[start of Materials provided]

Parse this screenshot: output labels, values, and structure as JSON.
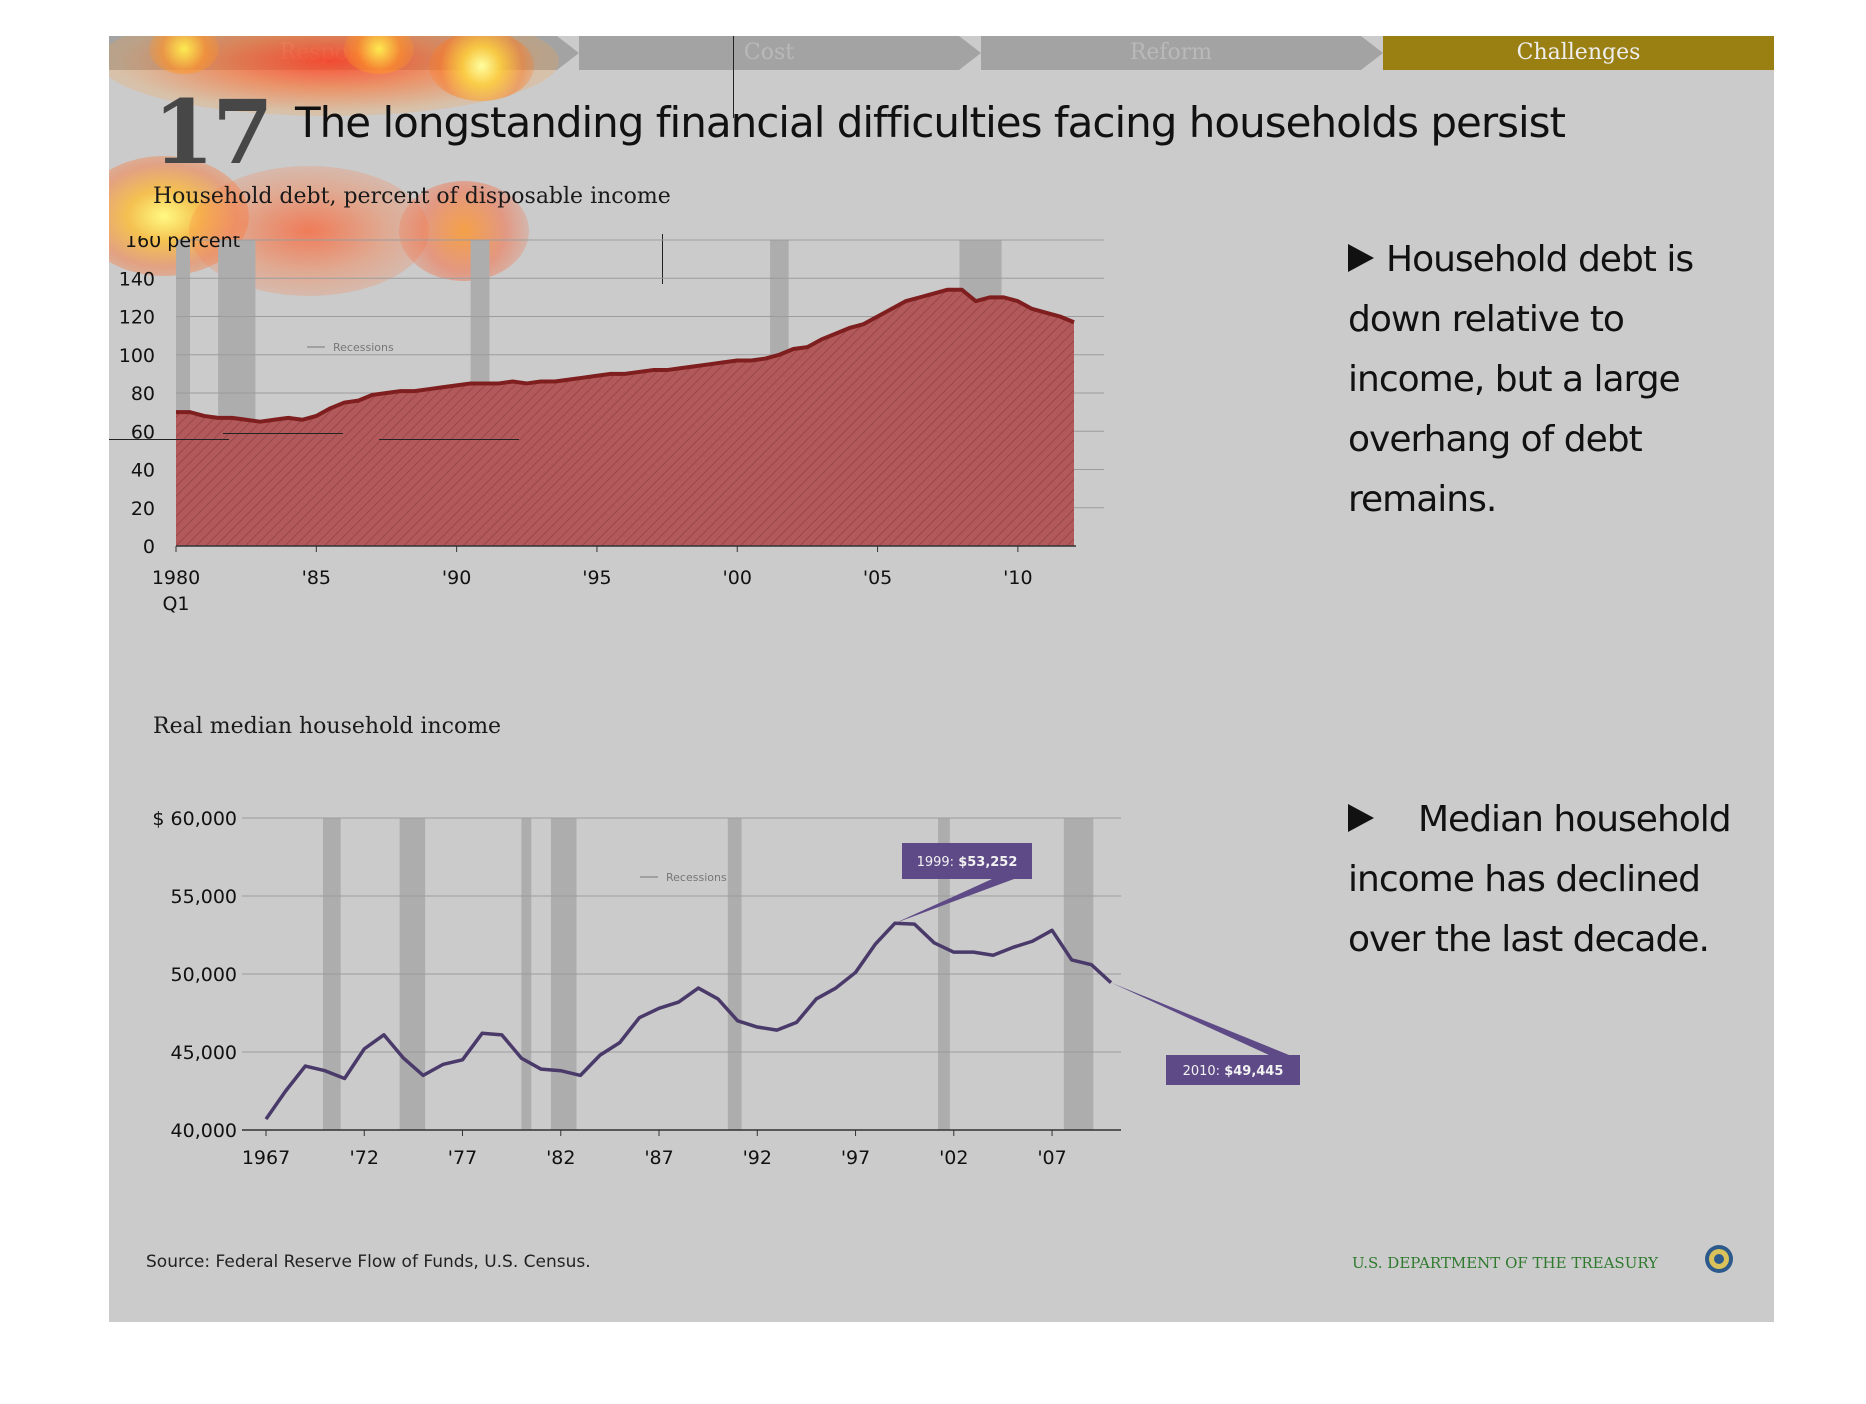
{
  "nav": {
    "tabs": [
      {
        "label": "Response",
        "active": false
      },
      {
        "label": "Cost",
        "active": false
      },
      {
        "label": "Reform",
        "active": false
      },
      {
        "label": "Challenges",
        "active": true
      }
    ]
  },
  "slide": {
    "number": "17",
    "title": "The longstanding financial difficulties facing households persist"
  },
  "notes": {
    "debt": "Household debt is down relative to income, but a large overhang of debt remains.",
    "income": "Median household income has declined over the last decade."
  },
  "footer": {
    "source": "Source: Federal Reserve Flow of Funds, U.S. Census.",
    "agency": "U.S. DEPARTMENT OF THE TREASURY"
  },
  "colors": {
    "debt_fill": "#b25a5b",
    "debt_line": "#7f1e1e",
    "income_line": "#4a3a6a",
    "callout": "#5e4a86",
    "recession": "#adadad",
    "active_tab": "#9a8012"
  },
  "chart_data": [
    {
      "type": "area",
      "title": "Household debt, percent of disposable income",
      "ylabel": "percent",
      "ylim": [
        0,
        160
      ],
      "yticks": [
        0,
        20,
        40,
        60,
        80,
        100,
        120,
        140,
        160
      ],
      "ytick_labels": [
        "0",
        "20",
        "40",
        "60",
        "80",
        "100",
        "120",
        "140",
        "160 percent"
      ],
      "xlim": [
        1980.0,
        2012.0
      ],
      "xticks": [
        1980,
        1985,
        1990,
        1995,
        2000,
        2005,
        2010
      ],
      "xtick_labels": [
        "1980",
        "'85",
        "'90",
        "'95",
        "'00",
        "'05",
        "'10"
      ],
      "xtick_sublabel": "Q1",
      "legend": "Recessions",
      "legend_position": "top-left",
      "grid": true,
      "recessions": [
        [
          1980.0,
          1980.5
        ],
        [
          1981.5,
          1982.83
        ],
        [
          1990.5,
          1991.17
        ],
        [
          2001.17,
          2001.83
        ],
        [
          2007.92,
          2009.42
        ]
      ],
      "series": [
        {
          "name": "Household debt",
          "x": [
            1980.0,
            1980.5,
            1981.0,
            1981.5,
            1982.0,
            1982.5,
            1983.0,
            1983.5,
            1984.0,
            1984.5,
            1985.0,
            1985.5,
            1986.0,
            1986.5,
            1987.0,
            1987.5,
            1988.0,
            1988.5,
            1989.0,
            1989.5,
            1990.0,
            1990.5,
            1991.0,
            1991.5,
            1992.0,
            1992.5,
            1993.0,
            1993.5,
            1994.0,
            1994.5,
            1995.0,
            1995.5,
            1996.0,
            1996.5,
            1997.0,
            1997.5,
            1998.0,
            1998.5,
            1999.0,
            1999.5,
            2000.0,
            2000.5,
            2001.0,
            2001.5,
            2002.0,
            2002.5,
            2003.0,
            2003.5,
            2004.0,
            2004.5,
            2005.0,
            2005.5,
            2006.0,
            2006.5,
            2007.0,
            2007.5,
            2008.0,
            2008.5,
            2009.0,
            2009.5,
            2010.0,
            2010.5,
            2011.0,
            2011.5,
            2012.0
          ],
          "values": [
            70,
            70,
            68,
            67,
            67,
            66,
            65,
            66,
            67,
            66,
            68,
            72,
            75,
            76,
            79,
            80,
            81,
            81,
            82,
            83,
            84,
            85,
            85,
            85,
            86,
            85,
            86,
            86,
            87,
            88,
            89,
            90,
            90,
            91,
            92,
            92,
            93,
            94,
            95,
            96,
            97,
            97,
            98,
            100,
            103,
            104,
            108,
            111,
            114,
            116,
            120,
            124,
            128,
            130,
            132,
            134,
            134,
            128,
            130,
            130,
            128,
            124,
            122,
            120,
            117
          ]
        }
      ]
    },
    {
      "type": "line",
      "title": "Real median household income",
      "ylim": [
        40000,
        60000
      ],
      "yticks": [
        40000,
        45000,
        50000,
        55000,
        60000
      ],
      "ytick_labels": [
        "40,000",
        "45,000",
        "50,000",
        "55,000",
        "$ 60,000"
      ],
      "xlim": [
        1967,
        2010
      ],
      "xticks": [
        1967,
        1972,
        1977,
        1982,
        1987,
        1992,
        1997,
        2002,
        2007
      ],
      "xtick_labels": [
        "1967",
        "'72",
        "'77",
        "'82",
        "'87",
        "'92",
        "'97",
        "'02",
        "'07"
      ],
      "legend": "Recessions",
      "legend_position": "top-center",
      "grid": true,
      "recessions": [
        [
          1969.9,
          1970.8
        ],
        [
          1973.8,
          1975.1
        ],
        [
          1980.0,
          1980.5
        ],
        [
          1981.5,
          1982.8
        ],
        [
          1990.5,
          1991.2
        ],
        [
          2001.2,
          2001.8
        ],
        [
          2007.6,
          2009.1
        ]
      ],
      "series": [
        {
          "name": "Real median household income",
          "x": [
            1967,
            1968,
            1969,
            1970,
            1971,
            1972,
            1973,
            1974,
            1975,
            1976,
            1977,
            1978,
            1979,
            1980,
            1981,
            1982,
            1983,
            1984,
            1985,
            1986,
            1987,
            1988,
            1989,
            1990,
            1991,
            1992,
            1993,
            1994,
            1995,
            1996,
            1997,
            1998,
            1999,
            2000,
            2001,
            2002,
            2003,
            2004,
            2005,
            2006,
            2007,
            2008,
            2009,
            2010
          ],
          "values": [
            40700,
            42500,
            44100,
            43800,
            43300,
            45200,
            46100,
            44600,
            43500,
            44200,
            44500,
            46200,
            46100,
            44600,
            43900,
            43800,
            43500,
            44800,
            45600,
            47200,
            47800,
            48200,
            49100,
            48400,
            47000,
            46600,
            46400,
            46900,
            48400,
            49100,
            50100,
            51900,
            53252,
            53200,
            52000,
            51400,
            51400,
            51200,
            51700,
            52100,
            52800,
            50900,
            50600,
            49445
          ]
        }
      ],
      "annotations": [
        {
          "prefix": "1999: ",
          "value": "$53,252",
          "x": 1999,
          "y": 53252
        },
        {
          "prefix": "2010: ",
          "value": "$49,445",
          "x": 2010,
          "y": 49445
        }
      ]
    }
  ]
}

[end of Materials provided]

Exercise details:
Repeat all of the records verbatim, leaving out the pictures.

Answer to this exercise:
Parse this screenshot: output labels, values, and structure as JSON.
{
  "nav": {
    "tabs": [
      {
        "label": "Response",
        "active": false
      },
      {
        "label": "Cost",
        "active": false
      },
      {
        "label": "Reform",
        "active": false
      },
      {
        "label": "Challenges",
        "active": true
      }
    ]
  },
  "slide": {
    "number": "17",
    "title": "The longstanding financial difficulties facing households persist"
  },
  "notes": {
    "debt": "Household debt is down relative to income, but a large overhang of debt remains.",
    "income": "Median household income has declined over the last decade."
  },
  "footer": {
    "source": "Source: Federal Reserve Flow of Funds, U.S. Census.",
    "agency": "U.S. DEPARTMENT OF THE TREASURY"
  },
  "colors": {
    "debt_fill": "#b25a5b",
    "debt_line": "#7f1e1e",
    "income_line": "#4a3a6a",
    "callout": "#5e4a86",
    "recession": "#adadad",
    "active_tab": "#9a8012"
  },
  "chart_data": [
    {
      "type": "area",
      "title": "Household debt, percent of disposable income",
      "ylabel": "percent",
      "ylim": [
        0,
        160
      ],
      "yticks": [
        0,
        20,
        40,
        60,
        80,
        100,
        120,
        140,
        160
      ],
      "ytick_labels": [
        "0",
        "20",
        "40",
        "60",
        "80",
        "100",
        "120",
        "140",
        "160 percent"
      ],
      "xlim": [
        1980.0,
        2012.0
      ],
      "xticks": [
        1980,
        1985,
        1990,
        1995,
        2000,
        2005,
        2010
      ],
      "xtick_labels": [
        "1980",
        "'85",
        "'90",
        "'95",
        "'00",
        "'05",
        "'10"
      ],
      "xtick_sublabel": "Q1",
      "legend": "Recessions",
      "legend_position": "top-left",
      "grid": true,
      "recessions": [
        [
          1980.0,
          1980.5
        ],
        [
          1981.5,
          1982.83
        ],
        [
          1990.5,
          1991.17
        ],
        [
          2001.17,
          2001.83
        ],
        [
          2007.92,
          2009.42
        ]
      ],
      "series": [
        {
          "name": "Household debt",
          "x": [
            1980.0,
            1980.5,
            1981.0,
            1981.5,
            1982.0,
            1982.5,
            1983.0,
            1983.5,
            1984.0,
            1984.5,
            1985.0,
            1985.5,
            1986.0,
            1986.5,
            1987.0,
            1987.5,
            1988.0,
            1988.5,
            1989.0,
            1989.5,
            1990.0,
            1990.5,
            1991.0,
            1991.5,
            1992.0,
            1992.5,
            1993.0,
            1993.5,
            1994.0,
            1994.5,
            1995.0,
            1995.5,
            1996.0,
            1996.5,
            1997.0,
            1997.5,
            1998.0,
            1998.5,
            1999.0,
            1999.5,
            2000.0,
            2000.5,
            2001.0,
            2001.5,
            2002.0,
            2002.5,
            2003.0,
            2003.5,
            2004.0,
            2004.5,
            2005.0,
            2005.5,
            2006.0,
            2006.5,
            2007.0,
            2007.5,
            2008.0,
            2008.5,
            2009.0,
            2009.5,
            2010.0,
            2010.5,
            2011.0,
            2011.5,
            2012.0
          ],
          "values": [
            70,
            70,
            68,
            67,
            67,
            66,
            65,
            66,
            67,
            66,
            68,
            72,
            75,
            76,
            79,
            80,
            81,
            81,
            82,
            83,
            84,
            85,
            85,
            85,
            86,
            85,
            86,
            86,
            87,
            88,
            89,
            90,
            90,
            91,
            92,
            92,
            93,
            94,
            95,
            96,
            97,
            97,
            98,
            100,
            103,
            104,
            108,
            111,
            114,
            116,
            120,
            124,
            128,
            130,
            132,
            134,
            134,
            128,
            130,
            130,
            128,
            124,
            122,
            120,
            117
          ]
        }
      ]
    },
    {
      "type": "line",
      "title": "Real median household income",
      "ylim": [
        40000,
        60000
      ],
      "yticks": [
        40000,
        45000,
        50000,
        55000,
        60000
      ],
      "ytick_labels": [
        "40,000",
        "45,000",
        "50,000",
        "55,000",
        "$ 60,000"
      ],
      "xlim": [
        1967,
        2010
      ],
      "xticks": [
        1967,
        1972,
        1977,
        1982,
        1987,
        1992,
        1997,
        2002,
        2007
      ],
      "xtick_labels": [
        "1967",
        "'72",
        "'77",
        "'82",
        "'87",
        "'92",
        "'97",
        "'02",
        "'07"
      ],
      "legend": "Recessions",
      "legend_position": "top-center",
      "grid": true,
      "recessions": [
        [
          1969.9,
          1970.8
        ],
        [
          1973.8,
          1975.1
        ],
        [
          1980.0,
          1980.5
        ],
        [
          1981.5,
          1982.8
        ],
        [
          1990.5,
          1991.2
        ],
        [
          2001.2,
          2001.8
        ],
        [
          2007.6,
          2009.1
        ]
      ],
      "series": [
        {
          "name": "Real median household income",
          "x": [
            1967,
            1968,
            1969,
            1970,
            1971,
            1972,
            1973,
            1974,
            1975,
            1976,
            1977,
            1978,
            1979,
            1980,
            1981,
            1982,
            1983,
            1984,
            1985,
            1986,
            1987,
            1988,
            1989,
            1990,
            1991,
            1992,
            1993,
            1994,
            1995,
            1996,
            1997,
            1998,
            1999,
            2000,
            2001,
            2002,
            2003,
            2004,
            2005,
            2006,
            2007,
            2008,
            2009,
            2010
          ],
          "values": [
            40700,
            42500,
            44100,
            43800,
            43300,
            45200,
            46100,
            44600,
            43500,
            44200,
            44500,
            46200,
            46100,
            44600,
            43900,
            43800,
            43500,
            44800,
            45600,
            47200,
            47800,
            48200,
            49100,
            48400,
            47000,
            46600,
            46400,
            46900,
            48400,
            49100,
            50100,
            51900,
            53252,
            53200,
            52000,
            51400,
            51400,
            51200,
            51700,
            52100,
            52800,
            50900,
            50600,
            49445
          ]
        }
      ],
      "annotations": [
        {
          "prefix": "1999: ",
          "value": "$53,252",
          "x": 1999,
          "y": 53252
        },
        {
          "prefix": "2010: ",
          "value": "$49,445",
          "x": 2010,
          "y": 49445
        }
      ]
    }
  ]
}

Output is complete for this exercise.